:: Estratto ::
I giudizi dei telespettatori sono stati e saranno ancora per lungo tempo favorevoli a questo pezzo di storia televisiva: spesso ciò che rientra nella categoria dell’Amarcord perde gli eventuali caratteri negativi e rimane come indelebile ricordo di felicità (magari infantile). I giudizi degli addetti ai lavori, invece, sono spesso di carattere opposto: è così anche per Carosello, che non per tutti i pubblicitari rimane un ricordo così irrinunciabile. Una delle posizioni più note in merito è di Giancarlo Livraghi, tante volte citato su .commEurope per le sue illuminate considerazioni sul panorama della comunicazione europea.

Questa volta, però, è difficile essere d’accordo al 100% col buon Gandalf. Nelle sue parole si capisce l’amarezza di un lavoro pesante e magari a tratti non troppo gratificante, ma è opportuno soppesare anche le positività storica del modello-Carosello. Quei 42.000 (!) siparietti vanno ormai letti più come frammenti di cinema che come tentativi di primordiale attività pubblicitaria televisiva: basti pensare che i filmati venivano realizzati in 35 mm per comprendere quanto quelle produzioni abbiano aiutato Cinecittà e dintorni nei decenni in cui nasceva e si affermava la televisione.

Dal punto di vista strettamente pubblicitario, invece, Livraghi ha probabilmente ragione: basti guardare il primo filmato di Calimero per rendersi conto di come una produzione pur artisticamente valida potesse essere dannosa per il committente; basti dare un occhio a un soporifero carosello di Mina per ringraziare Dio che la Barilla nei decenni successivi abbia sperimentato linguaggi pubblicitari più azzeccati. La sindrome di Carosello c’è, ma a volte sarebbe bello che ne soffrisse anche qualche qualche creativo in più: molta della pubblicità odierna di quell’esperienza ha preso il peggio, ma ha dimenticato di approfittare anche del meglio.

Donne in crisi vs. pregiudicati e garantisti

A molti di noi del Grande Fratello interessa poco o nulla. Per molti di noi, la querelle Berlusconi – Lario – Carfagna – etcetera sembra una pura guerra di parole tra pseudo-starlette ed ex-attrici. Eppure, a guardare l’ansia di agenzie e quotidiani nell’aggiornarci degli sviluppi di queste vicende, il mondo non è più lo stesso: colpa di tale Diana che è uscita dal gioco del reality più famoso o forse della strana lettera pubblica della signora Lario. Eventi marginali per molti di noi che però esplodono nelle copertine e nelle home page, più per le loro connotazioni che per l’essere non-notizie in sé.
:::
:: Voci fornite ::
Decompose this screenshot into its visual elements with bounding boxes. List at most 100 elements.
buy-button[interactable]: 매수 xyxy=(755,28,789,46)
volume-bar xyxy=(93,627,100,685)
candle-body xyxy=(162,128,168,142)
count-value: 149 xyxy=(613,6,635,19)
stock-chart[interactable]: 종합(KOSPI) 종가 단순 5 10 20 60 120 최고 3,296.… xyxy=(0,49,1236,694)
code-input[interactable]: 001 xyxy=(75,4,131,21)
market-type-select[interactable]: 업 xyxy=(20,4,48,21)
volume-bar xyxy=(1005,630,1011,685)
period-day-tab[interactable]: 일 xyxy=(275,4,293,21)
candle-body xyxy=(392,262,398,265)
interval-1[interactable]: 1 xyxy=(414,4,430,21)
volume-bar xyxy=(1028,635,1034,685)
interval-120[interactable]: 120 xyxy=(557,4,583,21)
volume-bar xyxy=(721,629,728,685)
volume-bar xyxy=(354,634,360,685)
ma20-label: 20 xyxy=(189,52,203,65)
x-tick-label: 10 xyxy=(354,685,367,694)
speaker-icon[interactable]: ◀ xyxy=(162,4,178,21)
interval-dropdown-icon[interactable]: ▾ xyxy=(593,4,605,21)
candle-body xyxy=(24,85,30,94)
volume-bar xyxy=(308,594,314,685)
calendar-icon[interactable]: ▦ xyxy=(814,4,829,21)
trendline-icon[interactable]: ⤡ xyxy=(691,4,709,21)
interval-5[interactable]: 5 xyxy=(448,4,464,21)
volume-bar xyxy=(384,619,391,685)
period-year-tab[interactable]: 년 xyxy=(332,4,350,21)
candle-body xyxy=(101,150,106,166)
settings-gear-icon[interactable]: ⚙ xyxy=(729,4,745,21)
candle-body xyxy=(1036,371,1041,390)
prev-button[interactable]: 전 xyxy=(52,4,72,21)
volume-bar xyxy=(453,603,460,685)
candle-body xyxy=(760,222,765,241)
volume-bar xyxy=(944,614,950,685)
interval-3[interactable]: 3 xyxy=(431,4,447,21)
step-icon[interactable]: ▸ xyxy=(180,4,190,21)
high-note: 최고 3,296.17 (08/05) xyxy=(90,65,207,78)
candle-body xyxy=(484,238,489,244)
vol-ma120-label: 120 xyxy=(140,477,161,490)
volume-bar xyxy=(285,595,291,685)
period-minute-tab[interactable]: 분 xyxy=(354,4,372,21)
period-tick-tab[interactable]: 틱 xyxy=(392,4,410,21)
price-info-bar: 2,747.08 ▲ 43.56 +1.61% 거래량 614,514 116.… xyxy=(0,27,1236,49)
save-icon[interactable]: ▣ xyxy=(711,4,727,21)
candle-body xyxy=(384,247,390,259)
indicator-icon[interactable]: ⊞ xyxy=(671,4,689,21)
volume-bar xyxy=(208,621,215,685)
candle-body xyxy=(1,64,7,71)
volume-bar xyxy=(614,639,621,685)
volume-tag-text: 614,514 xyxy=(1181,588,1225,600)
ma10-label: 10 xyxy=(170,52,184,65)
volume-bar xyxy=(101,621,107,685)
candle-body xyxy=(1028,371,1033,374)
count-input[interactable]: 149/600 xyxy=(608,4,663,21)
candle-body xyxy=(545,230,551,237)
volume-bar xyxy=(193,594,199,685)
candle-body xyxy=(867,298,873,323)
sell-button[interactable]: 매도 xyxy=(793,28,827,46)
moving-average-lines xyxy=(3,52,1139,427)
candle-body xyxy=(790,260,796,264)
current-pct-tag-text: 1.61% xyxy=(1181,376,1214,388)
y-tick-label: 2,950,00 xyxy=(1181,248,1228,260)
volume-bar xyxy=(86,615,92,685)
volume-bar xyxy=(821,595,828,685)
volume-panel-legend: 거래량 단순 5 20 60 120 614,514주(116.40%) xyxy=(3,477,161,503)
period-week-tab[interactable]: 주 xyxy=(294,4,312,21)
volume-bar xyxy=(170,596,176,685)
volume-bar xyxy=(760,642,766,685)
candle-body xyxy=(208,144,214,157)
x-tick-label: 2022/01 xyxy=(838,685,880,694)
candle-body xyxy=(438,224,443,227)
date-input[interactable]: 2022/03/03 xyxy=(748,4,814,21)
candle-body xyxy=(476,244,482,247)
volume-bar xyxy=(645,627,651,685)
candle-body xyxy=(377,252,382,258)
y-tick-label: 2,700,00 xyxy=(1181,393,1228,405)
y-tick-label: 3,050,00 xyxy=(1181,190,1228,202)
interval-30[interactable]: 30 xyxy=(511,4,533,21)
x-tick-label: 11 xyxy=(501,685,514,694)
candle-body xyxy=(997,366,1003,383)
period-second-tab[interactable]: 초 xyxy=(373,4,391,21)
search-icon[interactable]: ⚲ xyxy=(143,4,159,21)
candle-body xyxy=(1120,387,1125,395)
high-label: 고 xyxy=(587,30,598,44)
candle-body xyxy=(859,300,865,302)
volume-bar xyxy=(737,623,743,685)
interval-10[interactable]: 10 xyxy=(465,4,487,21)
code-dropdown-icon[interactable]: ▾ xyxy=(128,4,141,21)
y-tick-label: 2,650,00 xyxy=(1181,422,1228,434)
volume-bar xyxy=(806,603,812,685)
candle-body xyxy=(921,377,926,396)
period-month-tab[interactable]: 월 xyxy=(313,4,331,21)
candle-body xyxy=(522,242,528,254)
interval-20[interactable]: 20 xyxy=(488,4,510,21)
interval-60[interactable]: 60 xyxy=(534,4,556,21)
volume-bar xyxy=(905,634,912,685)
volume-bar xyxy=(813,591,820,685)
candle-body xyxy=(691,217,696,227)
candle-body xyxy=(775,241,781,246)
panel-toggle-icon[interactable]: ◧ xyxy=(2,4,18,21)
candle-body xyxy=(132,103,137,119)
:::
Modifica il passo dell'estratto che inizia con "Donne in crisi" e arriva fino a "non-notizie in sé.", mettendo "polemica" al posto di "querelle".

Donne in crisi vs. pregiudicati e garantisti

A molti di noi del Grande Fratello interessa poco o nulla. Per molti di noi, la polemica Berlusconi – Lario – Carfagna – etcetera sembra una pura guerra di parole tra pseudo-starlette ed ex-attrici. Eppure, a guardare l’ansia di agenzie e quotidiani nell’aggiornarci degli sviluppi di queste vicende, il mondo non è più lo stesso: colpa di tale Diana che è uscita dal gioco del reality più famoso o forse della strana lettera pubblica della signora Lario. Eventi marginali per molti di noi che però esplodono nelle copertine e nelle home page, più per le loro connotazioni che per l’essere non-notizie in sé.